#### [The task]
Gather every line from the entries below that includes "mixers".

#### [The input]
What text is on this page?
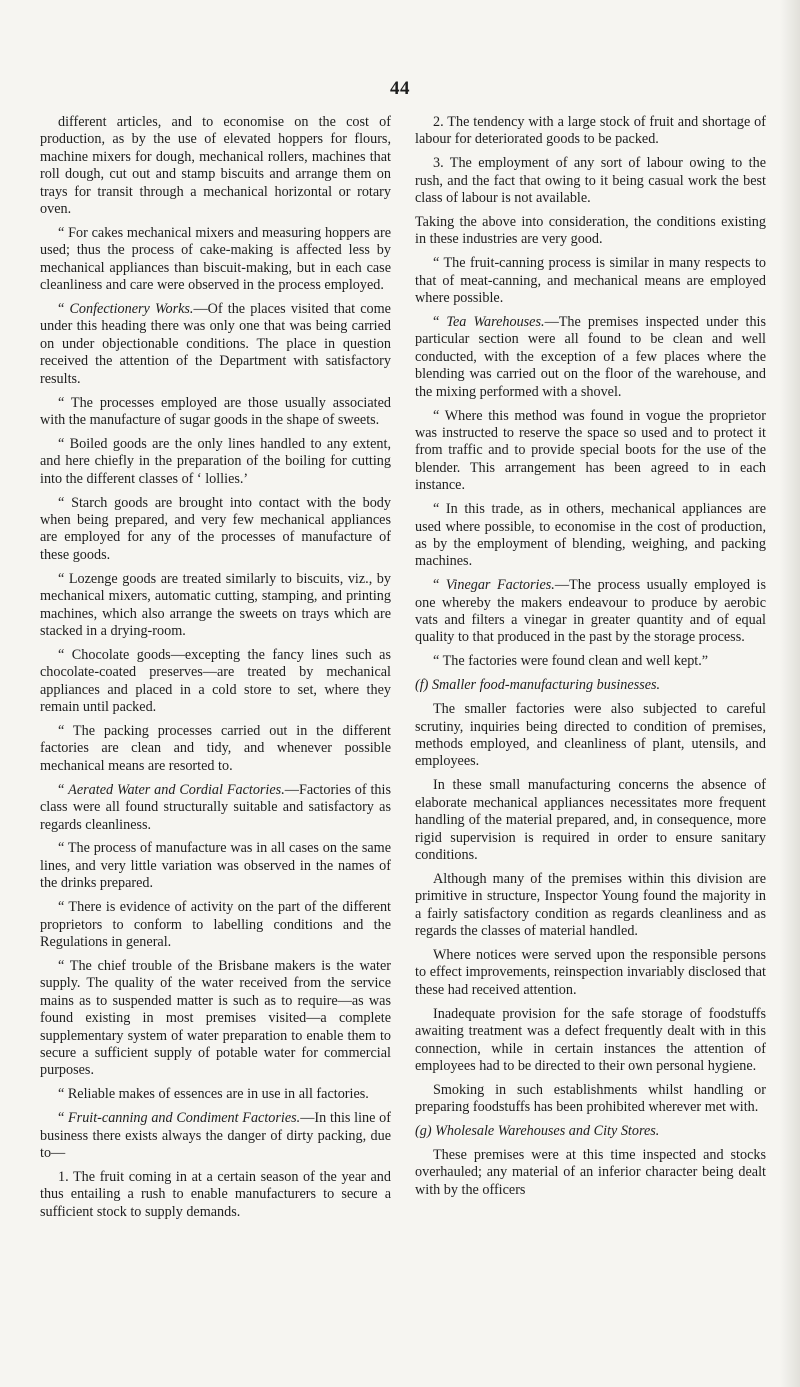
44

different articles, and to economise on the cost of production, as by the use of elevated hoppers for flours, machine mixers for dough, mechanical rollers, machines that roll dough, cut out and stamp biscuits and arrange them on trays for transit through a mechanical horizontal or rotary oven.

“ For cakes mechanical mixers and measuring hoppers are used; thus the process of cake-making is affected less by mechanical appliances than biscuit-making, but in each case cleanliness and care were observed in the process employed.

“ Confectionery Works.—Of the places visited that come under this heading there was only one that was being carried on under objectionable conditions. The place in question received the attention of the Department with satisfactory results.

“ The processes employed are those usually associated with the manufacture of sugar goods in the shape of sweets.

“ Boiled goods are the only lines handled to any extent, and here chiefly in the preparation of the boiling for cutting into the different classes of ‘ lollies.’

“ Starch goods are brought into contact with the body when being prepared, and very few mechanical appliances are employed for any of the processes of manufacture of these goods.

“ Lozenge goods are treated similarly to biscuits, viz., by mechanical mixers, automatic cutting, stamping, and printing machines, which also arrange the sweets on trays which are stacked in a drying-room.

“ Chocolate goods—excepting the fancy lines such as chocolate-coated preserves—are treated by mechanical appliances and placed in a cold store to set, where they remain until packed.

“ The packing processes carried out in the different factories are clean and tidy, and whenever possible mechanical means are resorted to.

“ Aerated Water and Cordial Factories.—Factories of this class were all found structurally suitable and satisfactory as regards cleanliness.

“ The process of manufacture was in all cases on the same lines, and very little variation was observed in the names of the drinks prepared.

“ There is evidence of activity on the part of the different proprietors to conform to labelling conditions and the Regulations in general.

“ The chief trouble of the Brisbane makers is the water supply. The quality of the water received from the service mains as to suspended matter is such as to require—as was found existing in most premises visited—a complete supplementary system of water preparation to enable them to secure a sufficient supply of potable water for commercial purposes.

“ Reliable makes of essences are in use in all factories.

“ Fruit-canning and Condiment Factories.—In this line of business there exists always the danger of dirty packing, due to—

1. The fruit coming in at a certain season of the year and thus entailing a rush to enable manufacturers to secure a sufficient stock to supply demands.

2. The tendency with a large stock of fruit and shortage of labour for deteriorated goods to be packed.

3. The employment of any sort of labour owing to the rush, and the fact that owing to it being casual work the best class of labour is not available.

Taking the above into consideration, the conditions existing in these industries are very good.

“ The fruit-canning process is similar in many respects to that of meat-canning, and mechanical means are employed where possible.

“ Tea Warehouses.—The premises inspected under this particular section were all found to be clean and well conducted, with the exception of a few places where the blending was carried out on the floor of the warehouse, and the mixing performed with a shovel.

“ Where this method was found in vogue the proprietor was instructed to reserve the space so used and to protect it from traffic and to provide special boots for the use of the blender. This arrangement has been agreed to in each instance.

“ In this trade, as in others, mechanical appliances are used where possible, to economise in the cost of production, as by the employment of blending, weighing, and packing machines.

“ Vinegar Factories.—The process usually employed is one whereby the makers endeavour to produce by aerobic vats and filters a vinegar in greater quantity and of equal quality to that produced in the past by the storage process.

“ The factories were found clean and well kept.”

(f) Smaller food-manufacturing businesses.

The smaller factories were also subjected to careful scrutiny, inquiries being directed to condition of premises, methods employed, and cleanliness of plant, utensils, and employees.

In these small manufacturing concerns the absence of elaborate mechanical appliances necessitates more frequent handling of the material prepared, and, in consequence, more rigid supervision is required in order to ensure sanitary conditions.

Although many of the premises within this division are primitive in structure, Inspector Young found the majority in a fairly satisfactory condition as regards cleanliness and as regards the classes of material handled.

Where notices were served upon the responsible persons to effect improvements, reinspection invariably disclosed that these had received attention.

Inadequate provision for the safe storage of foodstuffs awaiting treatment was a defect frequently dealt with in this connection, while in certain instances the attention of employees had to be directed to their own personal hygiene.

Smoking in such establishments whilst handling or preparing foodstuffs has been prohibited wherever met with.

(g) Wholesale Warehouses and City Stores.

These premises were at this time inspected and stocks overhauled; any material of an inferior character being dealt with by the officers
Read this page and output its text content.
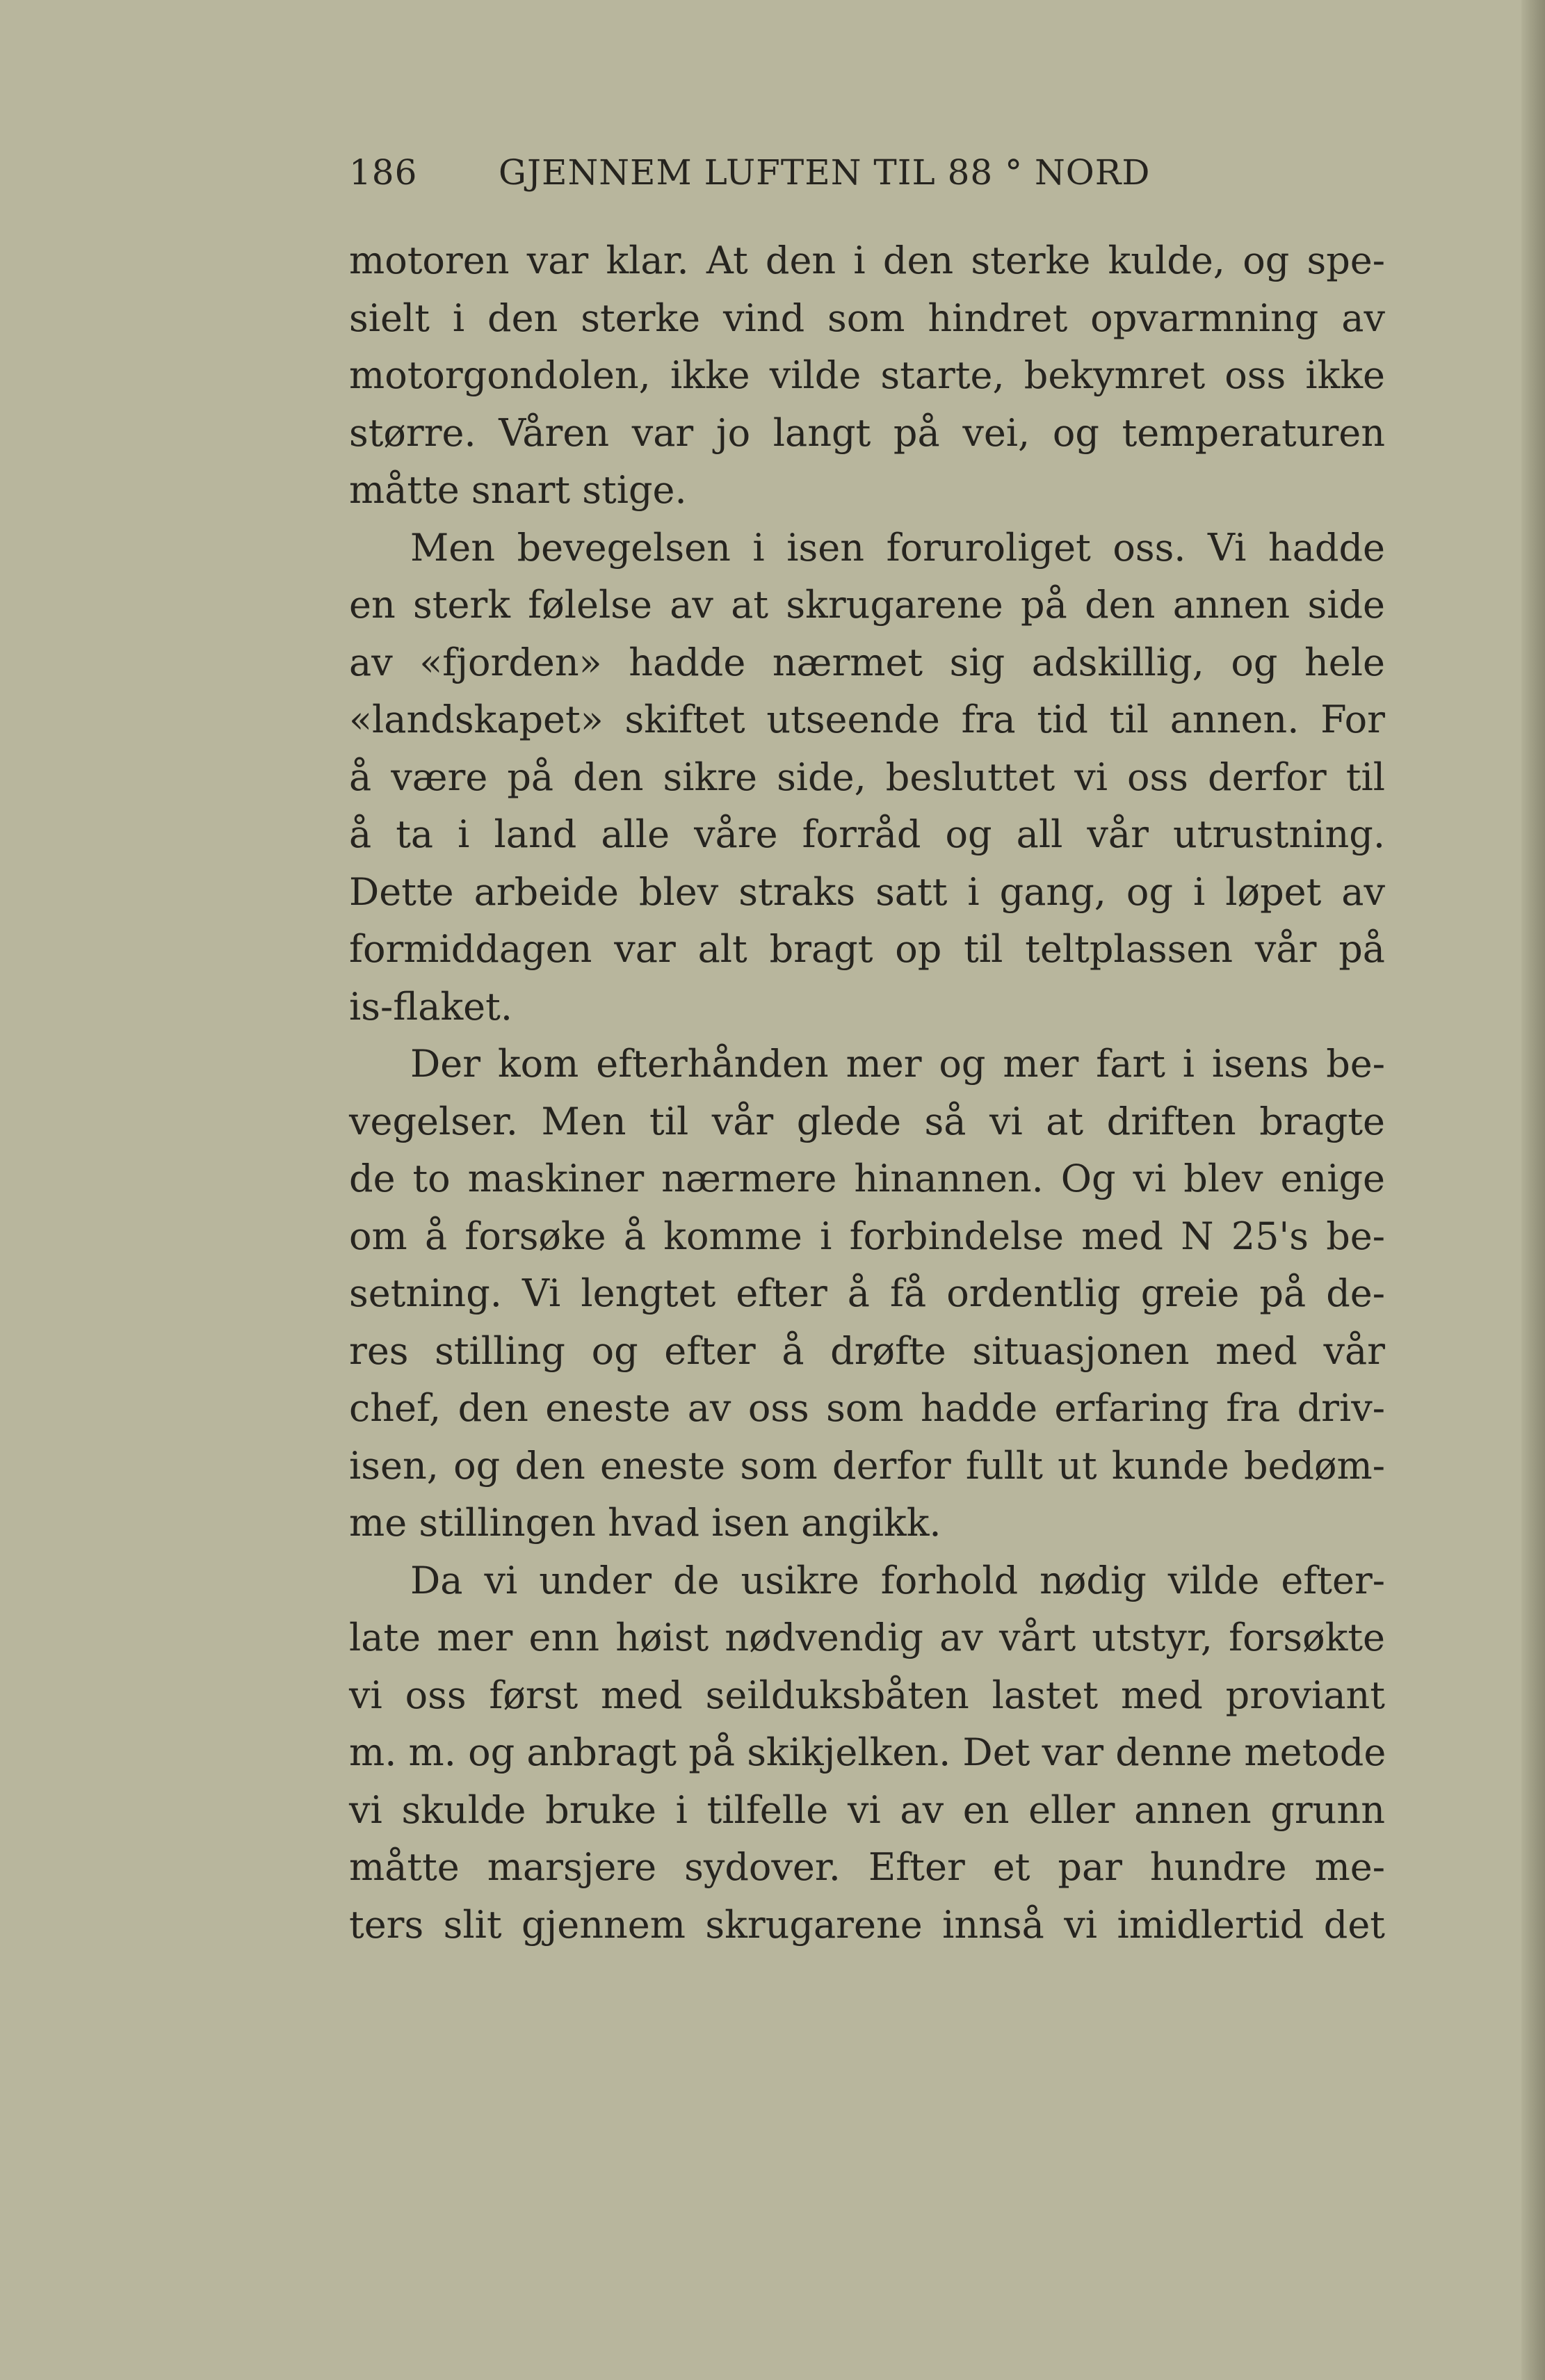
186 GJENNEM LUFTEN TIL 88 ° NORD
motoren var klar. At den i den sterke kulde, og spe-
sielt i den sterke vind som hindret opvarmning av
motorgondolen, ikke vilde starte, bekymret oss ikke
større. Våren var jo langt på vei, og temperaturen
måtte snart stige.
Men bevegelsen i isen foruroliget oss. Vi hadde
en sterk følelse av at skrugarene på den annen side
av «fjorden» hadde nærmet sig adskillig, og hele
«landskapet» skiftet utseende fra tid til annen. For
å være på den sikre side, besluttet vi oss derfor til
å ta i land alle våre forråd og all vår utrustning.
Dette arbeide blev straks satt i gang, og i løpet av
formiddagen var alt bragt op til teltplassen vår på
is-flaket.
Der kom efterhånden mer og mer fart i isens be-
vegelser. Men til vår glede så vi at driften bragte
de to maskiner nærmere hinannen. Og vi blev enige
om å forsøke å komme i forbindelse med N 25's be-
setning. Vi lengtet efter å få ordentlig greie på de-
res stilling og efter å drøfte situasjonen med vår
chef, den eneste av oss som hadde erfaring fra driv-
isen, og den eneste som derfor fullt ut kunde bedøm-
me stillingen hvad isen angikk.
Da vi under de usikre forhold nødig vilde efter-
late mer enn høist nødvendig av vårt utstyr, forsøkte
vi oss først med seilduksbåten lastet med proviant
m. m. og anbragt på skikjelken. Det var denne metode
vi skulde bruke i tilfelle vi av en eller annen grunn
måtte marsjere sydover. Efter et par hundre me-
ters slit gjennem skrugarene innså vi imidlertid det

#### [Response for this exercise]
different articles, and to economise on the cost of production, as by the use of elevated hoppers for flours, machine mixers for dough, mechanical rollers, machines that roll dough, cut out and stamp biscuits and arrange them on trays for transit through a mechanical horizontal or rotary oven.
“ For cakes mechanical mixers and measuring hoppers are used; thus the process of cake-making is affected less by mechanical appliances than biscuit-making, but in each case cleanliness and care were observed in the process employed.
“ Lozenge goods are treated similarly to biscuits, viz., by mechanical mixers, automatic cutting, stamping, and printing machines, which also arrange the sweets on trays which are stacked in a drying-room.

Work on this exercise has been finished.